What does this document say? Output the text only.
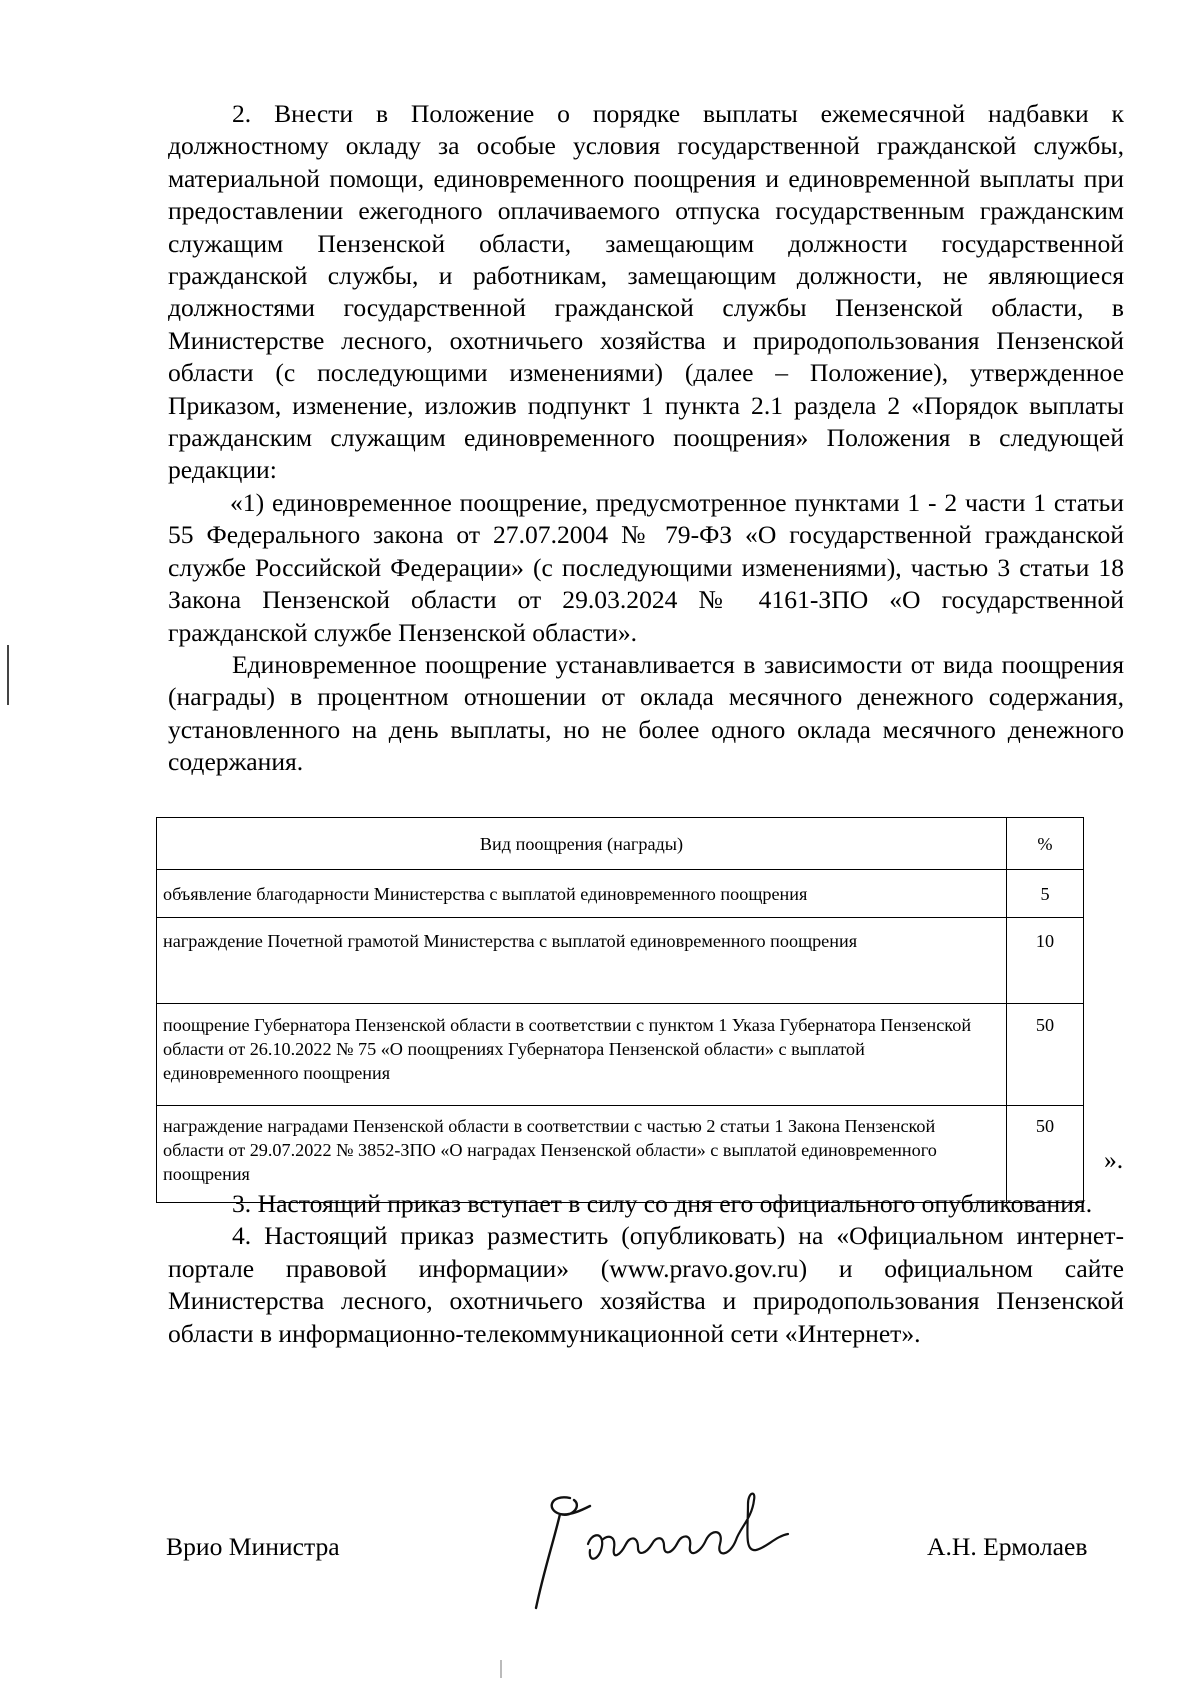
2. Внести в Положение о порядке выплаты ежемесячной надбавки к должностному окладу за особые условия государственной гражданской службы, материальной помощи, единовременного поощрения и единовременной выплаты при предоставлении ежегодного оплачиваемого отпуска государственным гражданским служащим Пензенской области, замещающим должности государственной гражданской службы, и работникам, замещающим должности, не являющиеся должностями государственной гражданской службы Пензенской области, в Министерстве лесного, охотничьего хозяйства и природопользования Пензенской области (с последующими изменениями) (далее – Положение), утвержденное Приказом, изменение, изложив подпункт 1 пункта 2.1 раздела 2 «Порядок выплаты гражданским служащим единовременного поощрения» Положения в следующей редакции:

«1) единовременное поощрение, предусмотренное пунктами 1 - 2 части 1 статьи 55 Федерального закона от 27.07.2004 № 79-ФЗ «О государственной гражданской службе Российской Федерации» (с последующими изменениями), частью 3 статьи 18 Закона Пензенской области от 29.03.2024 № 4161-ЗПО «О государственной гражданской службе Пензенской области».

Единовременное поощрение устанавливается в зависимости от вида поощрения (награды) в процентном отношении от оклада месячного денежного содержания, установленного на день выплаты, но не более одного оклада месячного денежного содержания.

Вид поощрения (награды)	%
объявление благодарности Министерства с выплатой единовременного поощрения	5
награждение Почетной грамотой Министерства с выплатой единовременного поощрения	10
поощрение Губернатора Пензенской области в соответствии с пунктом 1 Указа Губернатора Пензенской области от 26.10.2022 № 75 «О поощрениях Губернатора Пензенской области» с выплатой единовременного поощрения	50
награждение наградами Пензенской области в соответствии с частью 2 статьи 1 Закона Пензенской области от 29.07.2022 № 3852-ЗПО «О наградах Пензенской области» с выплатой единовременного поощрения	50
».

3. Настоящий приказ вступает в силу со дня его официального опубликования.

4. Настоящий приказ разместить (опубликовать) на «Официальном интернет-портале правовой информации» (www.pravo.gov.ru) и официальном сайте Министерства лесного, охотничьего хозяйства и природопользования Пензенской области в информационно-телекоммуникационной сети «Интернет».

Врио Министра	А.Н. Ермолаев
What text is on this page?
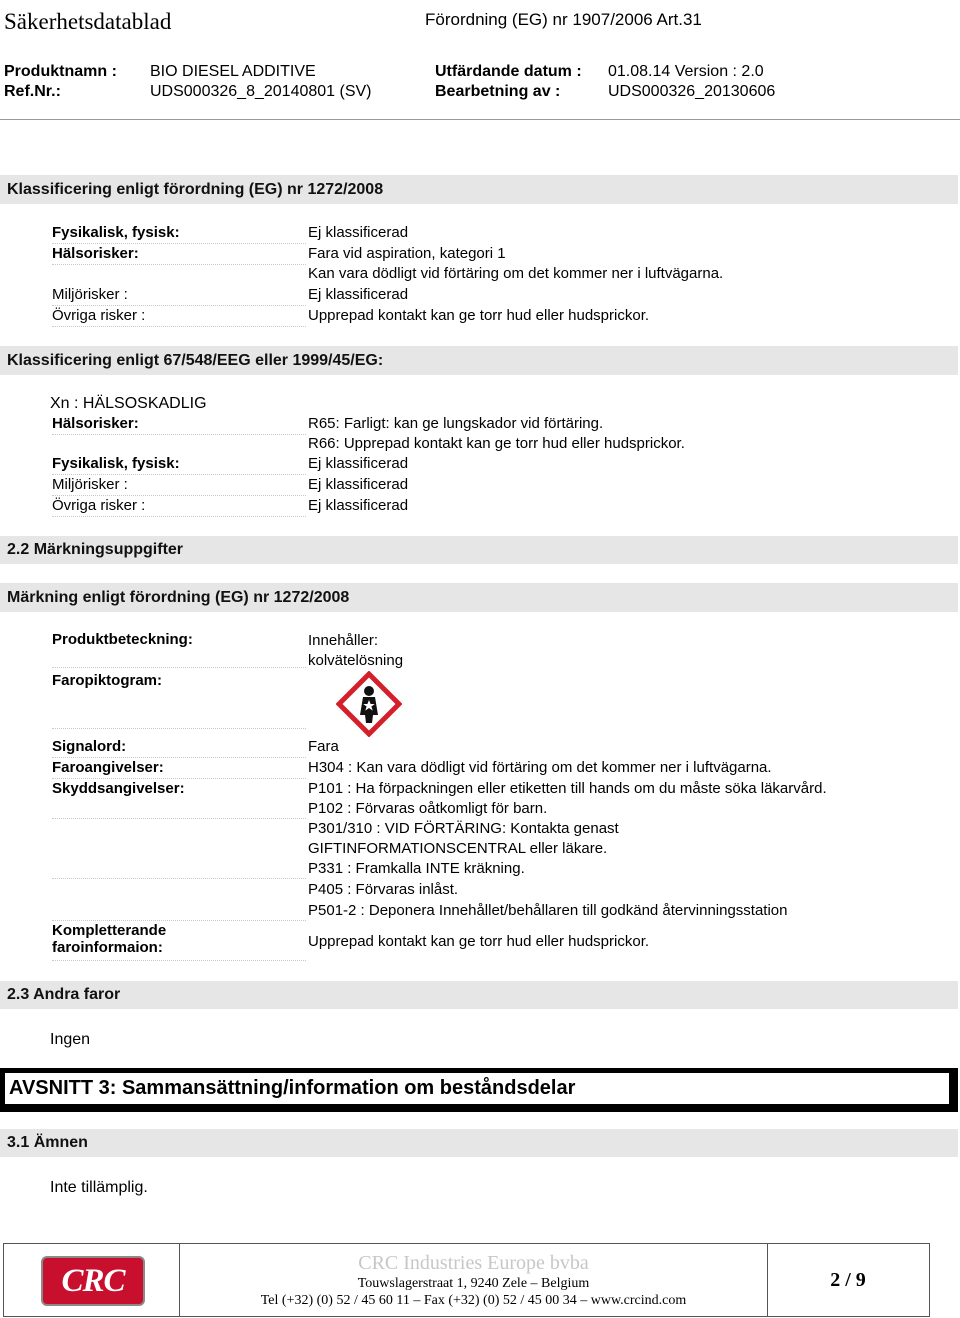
Säkerhetsdatablad	Förordning (EG) nr 1907/2006 Art.31
Produktnamn : BIO DIESEL ADDITIVE	Utfärdande datum : 01.08.14 Version : 2.0
Ref.Nr.:	UDS000326_8_20140801 (SV)	Bearbetning av :	UDS000326_20130606
Klassificering enligt förordning (EG) nr 1272/2008
Fysikalisk, fysisk:	Ej klassificerad
Hälsorisker:	Fara vid aspiration, kategori 1
Kan vara dödligt vid förtäring om det kommer ner i luftvägarna.
Miljörisker :	Ej klassificerad
Övriga risker :	Upprepad kontakt kan ge torr hud eller hudsprickor.
Klassificering enligt 67/548/EEG eller 1999/45/EG:
Xn : HÄLSOSKADLIG
Hälsorisker:	R65: Farligt: kan ge lungskador vid förtäring.
R66: Upprepad kontakt kan ge torr hud eller hudsprickor.
Fysikalisk, fysisk:	Ej klassificerad
Miljörisker :	Ej klassificerad
Övriga risker :	Ej klassificerad
2.2 Märkningsuppgifter
Märkning enligt förordning (EG) nr 1272/2008
Produktbeteckning:	Innehåller:
kolvätelösning
Faropiktogram:
Signalord:	Fara
Faroangivelser:	H304 : Kan vara dödligt vid förtäring om det kommer ner i luftvägarna.
Skyddsangivelser:	P101 : Ha förpackningen eller etiketten till hands om du måste söka läkarvård.
P102 : Förvaras oåtkomligt för barn.
P301/310 : VID FÖRTÄRING: Kontakta genast
GIFTINFORMATIONSCENTRAL eller läkare.
P331 : Framkalla INTE kräkning.
P405 : Förvaras inlåst.
P501-2 : Deponera Innehållet/behållaren till godkänd återvinningsstation
Kompletterande
faroinformaion:	Upprepad kontakt kan ge torr hud eller hudsprickor.
2.3 Andra faror
Ingen
AVSNITT 3: Sammansättning/information om beståndsdelar
3.1 Ämnen
Inte tillämplig.
CRC	CRC Industries Europe bvba
Touwslagerstraat 1, 9240 Zele – Belgium
Tel (+32) (0) 52 / 45 60 11 – Fax (+32) (0) 52 / 45 00 34 – www.crcind.com
2 / 9
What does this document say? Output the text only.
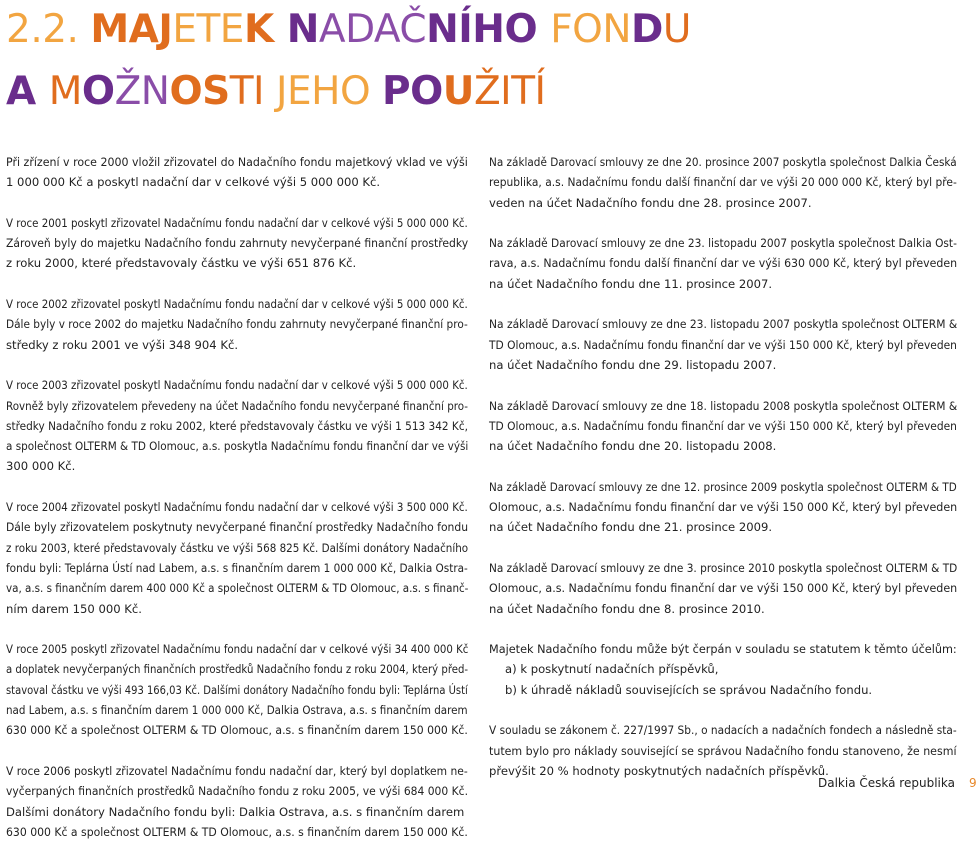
2.2. MAJETEK NADAČNÍHO FONDU
A MOŽNOSTI JEHO POUŽITÍ
Při zřízení v roce 2000 vložil zřizovatel do Nadačního fondu majetkový vklad ve výši
1 000 000 Kč a poskytl nadační dar v celkové výši 5 000 000 Kč.
V roce 2001 poskytl zřizovatel Nadačnímu fondu nadační dar v celkové výši 5 000 000 Kč.
Zároveň byly do majetku Nadačního fondu zahrnuty nevyčerpané finanční prostředky
z roku 2000, které představovaly částku ve výši 651 876 Kč.
V roce 2002 zřizovatel poskytl Nadačnímu fondu nadační dar v celkové výši 5 000 000 Kč.
Dále byly v roce 2002 do majetku Nadačního fondu zahrnuty nevyčerpané finanční pro-
středky z roku 2001 ve výši 348 904 Kč.
V roce 2003 zřizovatel poskytl Nadačnímu fondu nadační dar v celkové výši 5 000 000 Kč.
Rovněž byly zřizovatelem převedeny na účet Nadačního fondu nevyčerpané finanční pro-
středky Nadačního fondu z roku 2002, které představovaly částku ve výši 1 513 342 Kč,
a společnost OLTERM & TD Olomouc, a.s. poskytla Nadačnímu fondu finanční dar ve výši
300 000 Kč.
V roce 2004 zřizovatel poskytl Nadačnímu fondu nadační dar v celkové výši 3 500 000 Kč.
Dále byly zřizovatelem poskytnuty nevyčerpané finanční prostředky Nadačního fondu
z roku 2003, které představovaly částku ve výši 568 825 Kč. Dalšími donátory Nadačního
fondu byli: Teplárna Ústí nad Labem, a.s. s finančním darem 1 000 000 Kč, Dalkia Ostra-
va, a.s. s finančním darem 400 000 Kč a společnost OLTERM & TD Olomouc, a.s. s finanč-
ním darem 150 000 Kč.
V roce 2005 poskytl zřizovatel Nadačnímu fondu nadační dar v celkové výši 34 400 000 Kč
a doplatek nevyčerpaných finančních prostředků Nadačního fondu z roku 2004, který před-
stavoval částku ve výši 493 166,03 Kč. Dalšími donátory Nadačního fondu byli: Teplárna Ústí
nad Labem, a.s. s finančním darem 1 000 000 Kč, Dalkia Ostrava, a.s. s finančním darem
630 000 Kč a společnost OLTERM & TD Olomouc, a.s. s finančním darem 150 000 Kč.
V roce 2006 poskytl zřizovatel Nadačnímu fondu nadační dar, který byl doplatkem ne-
vyčerpaných finančních prostředků Nadačního fondu z roku 2005, ve výši 684 000 Kč.
Dalšími donátory Nadačního fondu byli: Dalkia Ostrava, a.s. s finančním darem
630 000 Kč a společnost OLTERM & TD Olomouc, a.s. s finančním darem 150 000 Kč.
Na základě Darovací smlouvy ze dne 20. prosince 2007 poskytla společnost Dalkia Česká
republika, a.s. Nadačnímu fondu další finanční dar ve výši 20 000 000 Kč, který byl pře-
veden na účet Nadačního fondu dne 28. prosince 2007.
Na základě Darovací smlouvy ze dne 23. listopadu 2007 poskytla společnost Dalkia Ost-
rava, a.s. Nadačnímu fondu další finanční dar ve výši 630 000 Kč, který byl převeden
na účet Nadačního fondu dne 11. prosince 2007.
Na základě Darovací smlouvy ze dne 23. listopadu 2007 poskytla společnost OLTERM &
TD Olomouc, a.s. Nadačnímu fondu finanční dar ve výši 150 000 Kč, který byl převeden
na účet Nadačního fondu dne 29. listopadu 2007.
Na základě Darovací smlouvy ze dne 18. listopadu 2008 poskytla společnost OLTERM &
TD Olomouc, a.s. Nadačnímu fondu finanční dar ve výši 150 000 Kč, který byl převeden
na účet Nadačního fondu dne 20. listopadu 2008.
Na základě Darovací smlouvy ze dne 12. prosince 2009 poskytla společnost OLTERM & TD
Olomouc, a.s. Nadačnímu fondu finanční dar ve výši 150 000 Kč, který byl převeden
na účet Nadačního fondu dne 21. prosince 2009.
Na základě Darovací smlouvy ze dne 3. prosince 2010 poskytla společnost OLTERM & TD
Olomouc, a.s. Nadačnímu fondu finanční dar ve výši 150 000 Kč, který byl převeden
na účet Nadačního fondu dne 8. prosince 2010.
Majetek Nadačního fondu může být čerpán v souladu se statutem k těmto účelům:
a) k poskytnutí nadačních příspěvků,
b) k úhradě nákladů souvisejících se správou Nadačního fondu.
V souladu se zákonem č. 227/1997 Sb., o nadacích a nadačních fondech a následně sta-
tutem bylo pro náklady související se správou Nadačního fondu stanoveno, že nesmí
převýšit 20 % hodnoty poskytnutých nadačních příspěvků.
Dalkia Česká republika 9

• • • • • • •

# Exercise brief
Among the lines above, how many contain the string "které"? State the number alone.

# Expected output
3